Your goal: Extract each line containing the string "Estate".
════
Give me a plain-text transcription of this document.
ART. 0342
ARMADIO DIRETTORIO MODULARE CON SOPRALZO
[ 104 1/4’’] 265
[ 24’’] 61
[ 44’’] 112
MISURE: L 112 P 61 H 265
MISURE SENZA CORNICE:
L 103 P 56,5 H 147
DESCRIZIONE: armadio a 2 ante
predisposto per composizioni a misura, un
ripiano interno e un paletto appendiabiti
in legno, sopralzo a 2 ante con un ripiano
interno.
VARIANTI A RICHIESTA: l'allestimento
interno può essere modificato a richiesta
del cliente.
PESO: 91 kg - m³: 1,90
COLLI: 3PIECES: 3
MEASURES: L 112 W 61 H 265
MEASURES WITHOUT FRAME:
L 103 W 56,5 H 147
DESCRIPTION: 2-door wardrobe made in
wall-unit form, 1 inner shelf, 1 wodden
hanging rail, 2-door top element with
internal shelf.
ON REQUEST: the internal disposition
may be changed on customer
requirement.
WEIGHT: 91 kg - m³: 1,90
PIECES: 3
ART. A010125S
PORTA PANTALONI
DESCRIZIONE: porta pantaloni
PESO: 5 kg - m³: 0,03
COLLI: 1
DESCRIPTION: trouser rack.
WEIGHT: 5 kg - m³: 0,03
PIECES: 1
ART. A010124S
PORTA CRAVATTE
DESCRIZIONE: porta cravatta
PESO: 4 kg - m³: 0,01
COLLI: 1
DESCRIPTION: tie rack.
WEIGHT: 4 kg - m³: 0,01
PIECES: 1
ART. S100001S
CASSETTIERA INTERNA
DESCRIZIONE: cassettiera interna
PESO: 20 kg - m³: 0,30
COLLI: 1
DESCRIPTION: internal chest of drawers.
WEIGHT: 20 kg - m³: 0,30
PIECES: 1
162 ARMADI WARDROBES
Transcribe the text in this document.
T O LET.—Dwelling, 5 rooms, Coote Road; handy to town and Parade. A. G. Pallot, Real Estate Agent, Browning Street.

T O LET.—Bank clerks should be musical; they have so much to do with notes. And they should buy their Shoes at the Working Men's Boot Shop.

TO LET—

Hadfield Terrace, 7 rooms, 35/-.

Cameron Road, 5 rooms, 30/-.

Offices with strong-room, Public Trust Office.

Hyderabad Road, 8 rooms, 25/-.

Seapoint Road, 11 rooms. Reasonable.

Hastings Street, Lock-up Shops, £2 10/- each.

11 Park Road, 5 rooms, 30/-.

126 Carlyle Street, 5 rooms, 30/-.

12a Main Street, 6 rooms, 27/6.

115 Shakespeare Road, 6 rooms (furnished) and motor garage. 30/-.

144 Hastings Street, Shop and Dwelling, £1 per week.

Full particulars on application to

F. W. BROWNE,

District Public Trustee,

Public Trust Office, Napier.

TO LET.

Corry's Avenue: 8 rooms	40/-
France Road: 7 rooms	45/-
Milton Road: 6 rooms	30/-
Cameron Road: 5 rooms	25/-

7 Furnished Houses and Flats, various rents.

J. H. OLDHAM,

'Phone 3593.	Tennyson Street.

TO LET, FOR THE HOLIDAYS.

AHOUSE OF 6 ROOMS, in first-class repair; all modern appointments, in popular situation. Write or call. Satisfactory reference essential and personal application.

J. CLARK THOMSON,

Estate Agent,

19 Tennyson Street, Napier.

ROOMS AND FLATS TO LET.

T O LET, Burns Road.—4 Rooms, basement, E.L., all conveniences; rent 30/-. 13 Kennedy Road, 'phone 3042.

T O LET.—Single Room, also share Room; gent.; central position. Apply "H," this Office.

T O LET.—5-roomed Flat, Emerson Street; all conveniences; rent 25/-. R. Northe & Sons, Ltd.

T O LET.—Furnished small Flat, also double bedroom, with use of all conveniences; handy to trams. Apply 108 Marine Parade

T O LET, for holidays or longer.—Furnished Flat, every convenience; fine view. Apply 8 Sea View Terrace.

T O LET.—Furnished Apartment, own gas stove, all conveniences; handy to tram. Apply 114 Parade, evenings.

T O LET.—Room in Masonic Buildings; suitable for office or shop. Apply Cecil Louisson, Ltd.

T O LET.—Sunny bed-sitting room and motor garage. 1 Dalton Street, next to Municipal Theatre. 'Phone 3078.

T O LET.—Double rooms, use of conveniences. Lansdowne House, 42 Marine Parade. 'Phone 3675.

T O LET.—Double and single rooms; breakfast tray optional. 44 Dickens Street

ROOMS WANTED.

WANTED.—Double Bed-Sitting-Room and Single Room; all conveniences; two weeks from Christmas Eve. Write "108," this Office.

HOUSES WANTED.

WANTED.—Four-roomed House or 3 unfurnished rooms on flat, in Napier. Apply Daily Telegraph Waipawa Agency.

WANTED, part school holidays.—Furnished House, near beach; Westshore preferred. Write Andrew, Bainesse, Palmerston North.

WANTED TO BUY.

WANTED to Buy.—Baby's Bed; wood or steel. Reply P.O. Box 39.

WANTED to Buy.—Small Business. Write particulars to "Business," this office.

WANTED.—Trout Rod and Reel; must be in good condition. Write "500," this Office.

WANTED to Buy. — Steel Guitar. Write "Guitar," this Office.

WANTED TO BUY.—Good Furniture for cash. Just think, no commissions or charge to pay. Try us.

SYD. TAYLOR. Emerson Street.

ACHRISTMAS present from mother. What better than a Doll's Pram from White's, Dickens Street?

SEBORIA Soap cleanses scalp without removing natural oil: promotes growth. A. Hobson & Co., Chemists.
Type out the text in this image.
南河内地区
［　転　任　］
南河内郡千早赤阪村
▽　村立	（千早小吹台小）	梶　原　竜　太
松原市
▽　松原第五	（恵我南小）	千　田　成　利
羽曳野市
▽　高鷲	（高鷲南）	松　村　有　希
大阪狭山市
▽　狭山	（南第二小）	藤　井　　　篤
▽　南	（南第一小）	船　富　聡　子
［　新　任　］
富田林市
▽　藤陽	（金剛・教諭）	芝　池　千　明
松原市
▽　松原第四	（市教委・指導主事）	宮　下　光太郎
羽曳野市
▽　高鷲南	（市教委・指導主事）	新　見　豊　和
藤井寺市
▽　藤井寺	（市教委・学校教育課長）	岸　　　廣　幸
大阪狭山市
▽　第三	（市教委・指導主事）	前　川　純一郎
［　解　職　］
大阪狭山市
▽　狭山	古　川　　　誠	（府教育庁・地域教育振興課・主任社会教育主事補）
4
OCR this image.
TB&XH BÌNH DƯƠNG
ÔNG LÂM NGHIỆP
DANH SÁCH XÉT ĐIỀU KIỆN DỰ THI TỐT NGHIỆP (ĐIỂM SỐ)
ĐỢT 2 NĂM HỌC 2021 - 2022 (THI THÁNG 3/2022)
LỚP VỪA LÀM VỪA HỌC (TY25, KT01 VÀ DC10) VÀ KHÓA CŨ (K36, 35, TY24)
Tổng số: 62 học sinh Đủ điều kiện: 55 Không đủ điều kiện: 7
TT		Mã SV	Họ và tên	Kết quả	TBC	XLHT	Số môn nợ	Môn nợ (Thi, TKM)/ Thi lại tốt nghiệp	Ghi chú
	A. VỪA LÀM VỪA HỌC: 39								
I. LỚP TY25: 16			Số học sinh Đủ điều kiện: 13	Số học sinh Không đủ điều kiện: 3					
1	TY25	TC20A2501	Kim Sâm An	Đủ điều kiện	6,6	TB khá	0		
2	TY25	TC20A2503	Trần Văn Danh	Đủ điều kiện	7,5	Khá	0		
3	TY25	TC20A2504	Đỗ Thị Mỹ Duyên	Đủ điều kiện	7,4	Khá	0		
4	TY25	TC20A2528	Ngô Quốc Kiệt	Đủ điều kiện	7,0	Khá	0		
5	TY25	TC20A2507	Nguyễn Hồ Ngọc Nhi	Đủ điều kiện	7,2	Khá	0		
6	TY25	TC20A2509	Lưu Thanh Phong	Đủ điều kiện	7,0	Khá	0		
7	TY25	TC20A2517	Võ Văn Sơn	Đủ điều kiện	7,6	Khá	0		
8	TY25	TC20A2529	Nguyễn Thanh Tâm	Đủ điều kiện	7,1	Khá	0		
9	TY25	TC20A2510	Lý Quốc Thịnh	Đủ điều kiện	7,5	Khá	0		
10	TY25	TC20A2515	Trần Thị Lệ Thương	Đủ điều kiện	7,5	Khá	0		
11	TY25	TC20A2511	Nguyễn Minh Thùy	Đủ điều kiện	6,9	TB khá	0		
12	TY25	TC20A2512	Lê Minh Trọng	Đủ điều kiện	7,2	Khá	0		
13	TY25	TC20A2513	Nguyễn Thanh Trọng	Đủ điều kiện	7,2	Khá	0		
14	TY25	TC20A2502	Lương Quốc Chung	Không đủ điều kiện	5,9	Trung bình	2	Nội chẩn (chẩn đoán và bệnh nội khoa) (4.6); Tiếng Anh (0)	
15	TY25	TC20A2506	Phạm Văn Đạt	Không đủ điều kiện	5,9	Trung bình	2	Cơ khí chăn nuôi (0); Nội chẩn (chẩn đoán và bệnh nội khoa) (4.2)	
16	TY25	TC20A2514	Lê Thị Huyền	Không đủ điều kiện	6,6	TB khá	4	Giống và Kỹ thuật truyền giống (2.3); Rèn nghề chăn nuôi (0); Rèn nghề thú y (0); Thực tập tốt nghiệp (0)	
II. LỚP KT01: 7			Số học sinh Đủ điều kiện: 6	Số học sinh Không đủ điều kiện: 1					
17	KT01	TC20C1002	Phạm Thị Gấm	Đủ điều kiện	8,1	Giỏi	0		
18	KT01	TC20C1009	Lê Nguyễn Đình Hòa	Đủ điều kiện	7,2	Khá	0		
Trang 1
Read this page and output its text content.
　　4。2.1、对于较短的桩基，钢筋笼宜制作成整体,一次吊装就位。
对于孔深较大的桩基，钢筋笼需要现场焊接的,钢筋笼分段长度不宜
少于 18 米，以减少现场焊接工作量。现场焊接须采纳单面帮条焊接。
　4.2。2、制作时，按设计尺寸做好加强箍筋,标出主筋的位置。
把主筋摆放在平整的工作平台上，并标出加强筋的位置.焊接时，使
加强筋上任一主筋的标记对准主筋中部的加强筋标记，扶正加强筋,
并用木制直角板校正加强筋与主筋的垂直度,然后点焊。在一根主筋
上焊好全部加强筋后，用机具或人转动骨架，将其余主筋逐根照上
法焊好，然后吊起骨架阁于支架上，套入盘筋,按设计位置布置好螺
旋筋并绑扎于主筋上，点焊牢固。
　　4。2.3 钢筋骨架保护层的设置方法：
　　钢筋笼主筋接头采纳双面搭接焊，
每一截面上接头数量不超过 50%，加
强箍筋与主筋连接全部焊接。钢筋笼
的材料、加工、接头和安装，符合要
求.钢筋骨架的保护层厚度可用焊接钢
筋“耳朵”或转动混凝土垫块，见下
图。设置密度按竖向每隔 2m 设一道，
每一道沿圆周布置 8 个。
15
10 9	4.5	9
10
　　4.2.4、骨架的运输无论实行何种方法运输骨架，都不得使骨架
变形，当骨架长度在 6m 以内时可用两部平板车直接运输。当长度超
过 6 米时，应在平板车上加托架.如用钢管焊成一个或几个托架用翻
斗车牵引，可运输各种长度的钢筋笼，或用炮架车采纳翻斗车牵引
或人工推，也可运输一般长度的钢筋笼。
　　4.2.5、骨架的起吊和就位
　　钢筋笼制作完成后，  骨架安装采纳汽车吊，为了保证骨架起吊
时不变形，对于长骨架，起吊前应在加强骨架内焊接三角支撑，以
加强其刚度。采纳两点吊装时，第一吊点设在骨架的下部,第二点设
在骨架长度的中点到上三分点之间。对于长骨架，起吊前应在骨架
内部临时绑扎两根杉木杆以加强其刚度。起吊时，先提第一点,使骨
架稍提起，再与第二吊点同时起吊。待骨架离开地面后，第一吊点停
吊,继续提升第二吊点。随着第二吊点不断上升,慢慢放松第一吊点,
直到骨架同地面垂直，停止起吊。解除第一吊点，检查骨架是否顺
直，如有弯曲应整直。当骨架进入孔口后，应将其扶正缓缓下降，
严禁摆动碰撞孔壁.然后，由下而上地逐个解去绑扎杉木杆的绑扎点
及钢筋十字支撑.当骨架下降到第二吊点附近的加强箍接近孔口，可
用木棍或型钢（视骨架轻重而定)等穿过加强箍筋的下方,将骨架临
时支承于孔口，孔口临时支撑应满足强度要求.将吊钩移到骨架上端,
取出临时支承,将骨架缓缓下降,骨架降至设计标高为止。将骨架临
════
Task answer:
T O LET.—Dwelling, 5 rooms, Coote Road; handy to town and Parade. A. G. Pallot, Real Estate Agent, Browning Street.
Estate Agent,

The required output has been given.